*Exercise prompt*
Pick out each line of the records that includes the string "data", and copy it.

[Some records]
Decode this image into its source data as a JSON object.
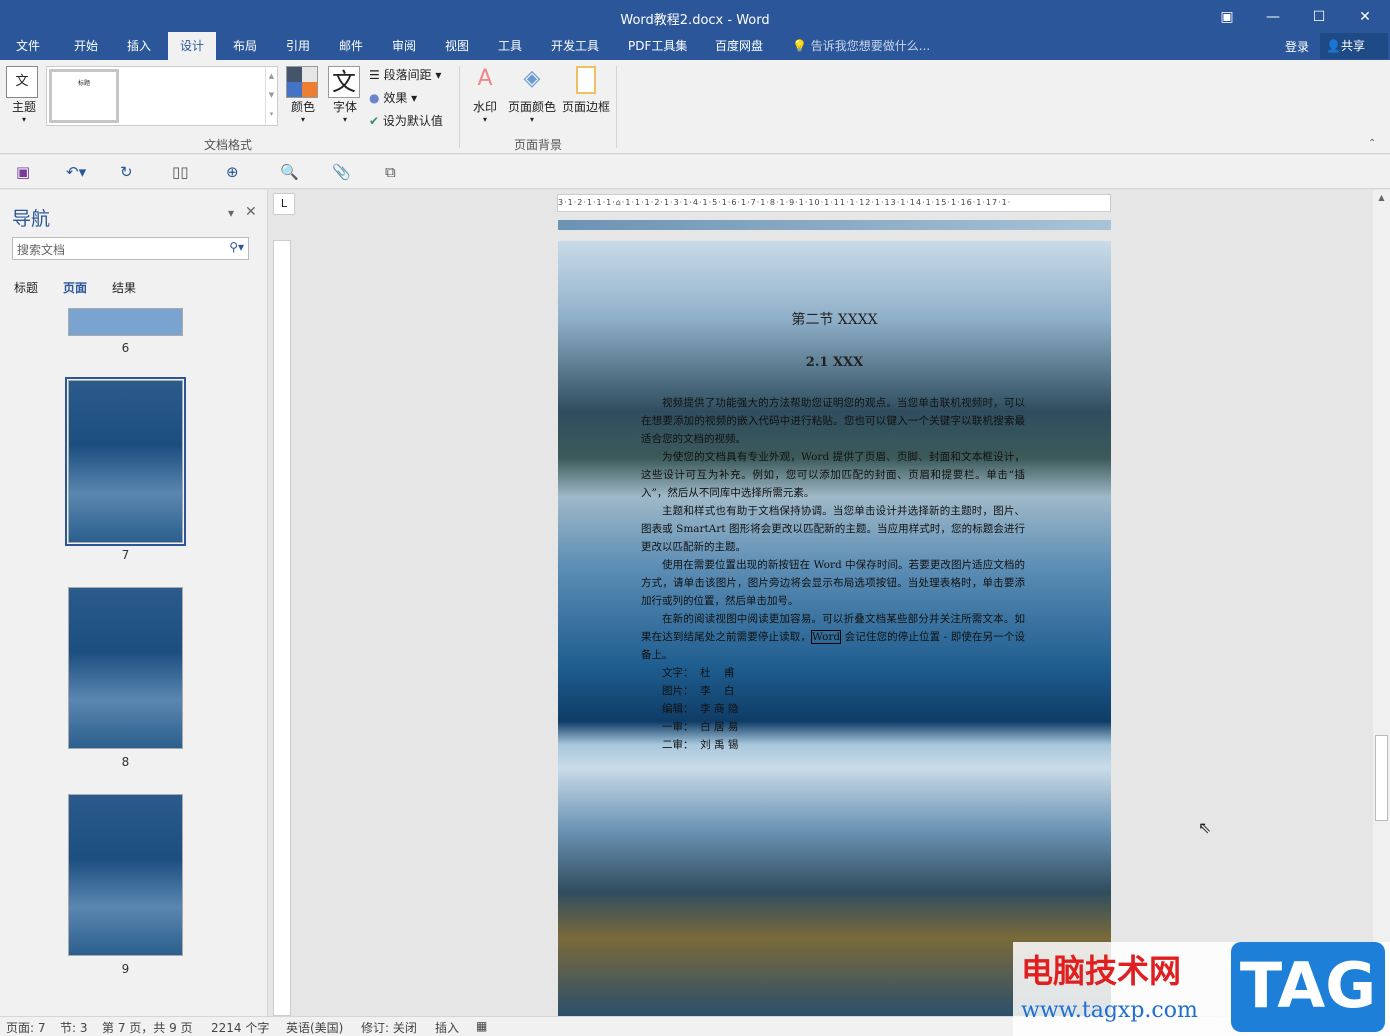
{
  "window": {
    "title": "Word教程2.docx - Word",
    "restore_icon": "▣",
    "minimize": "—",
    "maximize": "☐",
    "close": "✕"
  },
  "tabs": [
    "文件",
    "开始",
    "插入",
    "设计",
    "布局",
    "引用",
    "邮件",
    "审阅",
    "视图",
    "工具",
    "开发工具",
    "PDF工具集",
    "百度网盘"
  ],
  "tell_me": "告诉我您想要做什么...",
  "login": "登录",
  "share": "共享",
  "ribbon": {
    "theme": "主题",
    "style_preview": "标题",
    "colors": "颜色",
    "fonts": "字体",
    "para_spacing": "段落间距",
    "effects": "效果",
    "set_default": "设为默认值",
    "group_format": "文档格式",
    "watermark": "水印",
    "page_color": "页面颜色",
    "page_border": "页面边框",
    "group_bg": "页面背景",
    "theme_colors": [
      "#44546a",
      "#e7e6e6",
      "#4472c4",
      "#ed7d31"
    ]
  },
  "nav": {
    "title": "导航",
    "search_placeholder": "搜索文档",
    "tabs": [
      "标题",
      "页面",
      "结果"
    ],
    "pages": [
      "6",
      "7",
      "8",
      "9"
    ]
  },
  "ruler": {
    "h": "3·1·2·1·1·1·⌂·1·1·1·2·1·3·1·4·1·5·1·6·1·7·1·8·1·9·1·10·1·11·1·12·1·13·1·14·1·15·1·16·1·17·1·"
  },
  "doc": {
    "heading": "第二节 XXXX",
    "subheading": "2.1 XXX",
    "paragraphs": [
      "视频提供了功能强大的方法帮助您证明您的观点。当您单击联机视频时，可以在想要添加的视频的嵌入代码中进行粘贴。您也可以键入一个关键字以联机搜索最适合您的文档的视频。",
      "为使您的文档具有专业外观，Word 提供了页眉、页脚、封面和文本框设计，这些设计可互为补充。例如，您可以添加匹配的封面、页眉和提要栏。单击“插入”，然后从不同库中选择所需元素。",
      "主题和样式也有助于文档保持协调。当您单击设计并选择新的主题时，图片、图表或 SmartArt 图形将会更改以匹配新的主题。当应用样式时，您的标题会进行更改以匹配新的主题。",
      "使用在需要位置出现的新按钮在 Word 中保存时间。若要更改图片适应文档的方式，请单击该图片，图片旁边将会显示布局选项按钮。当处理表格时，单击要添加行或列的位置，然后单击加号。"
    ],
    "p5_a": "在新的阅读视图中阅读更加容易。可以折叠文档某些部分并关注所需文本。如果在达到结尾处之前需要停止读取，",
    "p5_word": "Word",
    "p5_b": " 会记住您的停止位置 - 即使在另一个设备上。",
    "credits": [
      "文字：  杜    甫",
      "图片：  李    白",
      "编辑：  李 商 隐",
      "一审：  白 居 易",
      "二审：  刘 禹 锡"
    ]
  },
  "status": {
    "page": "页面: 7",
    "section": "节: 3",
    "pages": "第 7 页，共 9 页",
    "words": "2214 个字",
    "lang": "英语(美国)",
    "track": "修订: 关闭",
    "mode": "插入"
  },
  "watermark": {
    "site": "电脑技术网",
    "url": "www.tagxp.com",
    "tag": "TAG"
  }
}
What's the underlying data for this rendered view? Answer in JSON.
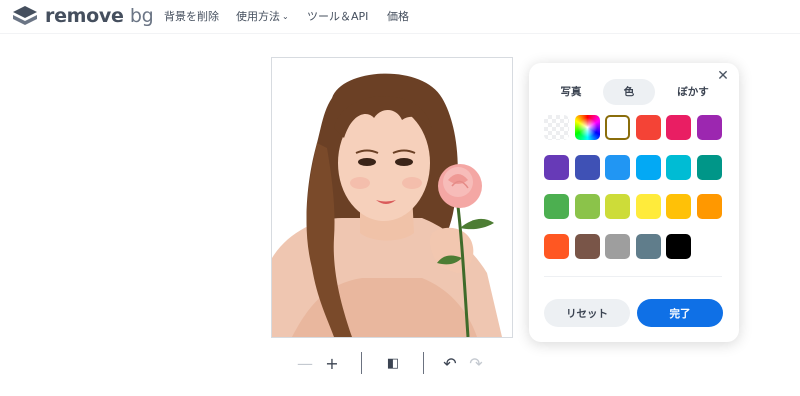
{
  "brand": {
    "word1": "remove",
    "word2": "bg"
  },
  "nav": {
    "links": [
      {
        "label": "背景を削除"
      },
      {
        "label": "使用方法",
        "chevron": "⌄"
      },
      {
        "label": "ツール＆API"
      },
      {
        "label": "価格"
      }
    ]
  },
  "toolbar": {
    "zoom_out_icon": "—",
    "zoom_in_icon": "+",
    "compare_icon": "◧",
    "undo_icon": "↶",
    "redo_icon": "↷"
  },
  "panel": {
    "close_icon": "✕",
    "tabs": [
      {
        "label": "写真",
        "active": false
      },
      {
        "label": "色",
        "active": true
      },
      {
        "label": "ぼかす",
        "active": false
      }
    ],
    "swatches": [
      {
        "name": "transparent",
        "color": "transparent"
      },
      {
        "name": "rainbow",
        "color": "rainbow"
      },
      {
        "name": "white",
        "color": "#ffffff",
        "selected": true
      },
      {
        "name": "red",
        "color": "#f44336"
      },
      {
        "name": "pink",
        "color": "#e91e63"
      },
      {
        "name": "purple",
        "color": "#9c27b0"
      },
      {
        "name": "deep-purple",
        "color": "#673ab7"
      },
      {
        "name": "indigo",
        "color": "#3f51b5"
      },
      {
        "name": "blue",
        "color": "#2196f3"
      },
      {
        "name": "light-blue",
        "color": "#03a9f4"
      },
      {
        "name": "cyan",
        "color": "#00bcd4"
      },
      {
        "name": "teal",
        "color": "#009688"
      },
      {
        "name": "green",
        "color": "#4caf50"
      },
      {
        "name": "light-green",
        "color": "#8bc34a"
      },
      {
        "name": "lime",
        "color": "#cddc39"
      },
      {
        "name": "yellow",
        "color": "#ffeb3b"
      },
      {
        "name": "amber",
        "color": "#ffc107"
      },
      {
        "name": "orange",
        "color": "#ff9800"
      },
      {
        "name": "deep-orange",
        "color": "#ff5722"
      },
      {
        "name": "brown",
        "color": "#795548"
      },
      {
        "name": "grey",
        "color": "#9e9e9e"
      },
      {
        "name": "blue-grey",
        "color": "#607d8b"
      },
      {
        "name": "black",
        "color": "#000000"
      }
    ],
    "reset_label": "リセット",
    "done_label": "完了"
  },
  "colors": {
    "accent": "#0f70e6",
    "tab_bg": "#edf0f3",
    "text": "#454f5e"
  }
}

*Result below*
Decode this image into its source data as a JSON object.
What's the underlying data for this rendered view? Answer in JSON.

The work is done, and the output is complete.